Each record is to be printed again precisely as it reads.

BEGIN Given records

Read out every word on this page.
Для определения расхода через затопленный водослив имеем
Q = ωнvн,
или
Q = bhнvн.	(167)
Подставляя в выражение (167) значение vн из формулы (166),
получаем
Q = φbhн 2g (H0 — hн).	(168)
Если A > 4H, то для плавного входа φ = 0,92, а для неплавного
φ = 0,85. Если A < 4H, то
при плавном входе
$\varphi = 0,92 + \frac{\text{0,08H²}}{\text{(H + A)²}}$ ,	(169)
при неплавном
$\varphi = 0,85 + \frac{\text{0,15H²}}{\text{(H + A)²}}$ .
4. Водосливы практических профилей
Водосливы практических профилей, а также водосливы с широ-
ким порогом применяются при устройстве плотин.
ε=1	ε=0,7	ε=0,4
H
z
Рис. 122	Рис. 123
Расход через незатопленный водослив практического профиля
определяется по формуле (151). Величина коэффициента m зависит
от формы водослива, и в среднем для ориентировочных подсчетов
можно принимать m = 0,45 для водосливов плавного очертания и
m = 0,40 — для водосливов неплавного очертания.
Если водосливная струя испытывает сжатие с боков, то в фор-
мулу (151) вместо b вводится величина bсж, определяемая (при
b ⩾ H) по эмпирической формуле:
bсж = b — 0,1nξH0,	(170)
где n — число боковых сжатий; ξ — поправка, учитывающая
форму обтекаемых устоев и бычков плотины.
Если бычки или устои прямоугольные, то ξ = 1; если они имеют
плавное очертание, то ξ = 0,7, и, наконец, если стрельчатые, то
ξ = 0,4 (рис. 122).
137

END Given records

### Response to this task:
Read out every word on this page.
Для определения расхода через затопленный водослив имеем
Q = ωнvн,
или
Q = bhнvн.	(167)
Подставляя в выражение (167) значение vн из формулы (166),
получаем
Q = φbhн 2g (H0 — hн).	(168)
Если A > 4H, то для плавного входа φ = 0,92, а для неплавного
φ = 0,85. Если A < 4H, то
при плавном входе
$\varphi = 0,92 + \frac{\text{0,08H²}}{\text{(H + A)²}}$ ,	(169)
при неплавном
$\varphi = 0,85 + \frac{\text{0,15H²}}{\text{(H + A)²}}$ .
4. Водосливы практических профилей
Водосливы практических профилей, а также водосливы с широ-
ким порогом применяются при устройстве плотин.
ε=1	ε=0,7	ε=0,4
H
z
Рис. 122	Рис. 123
Расход через незатопленный водослив практического профиля
определяется по формуле (151). Величина коэффициента m зависит
от формы водослива, и в среднем для ориентировочных подсчетов
можно принимать m = 0,45 для водосливов плавного очертания и
m = 0,40 — для водосливов неплавного очертания.
Если водосливная струя испытывает сжатие с боков, то в фор-
мулу (151) вместо b вводится величина bсж, определяемая (при
b ⩾ H) по эмпирической формуле:
bсж = b — 0,1nξH0,	(170)
где n — число боковых сжатий; ξ — поправка, учитывающая
форму обтекаемых устоев и бычков плотины.
Если бычки или устои прямоугольные, то ξ = 1; если они имеют
плавное очертание, то ξ = 0,7, и, наконец, если стрельчатые, то
ξ = 0,4 (рис. 122).
137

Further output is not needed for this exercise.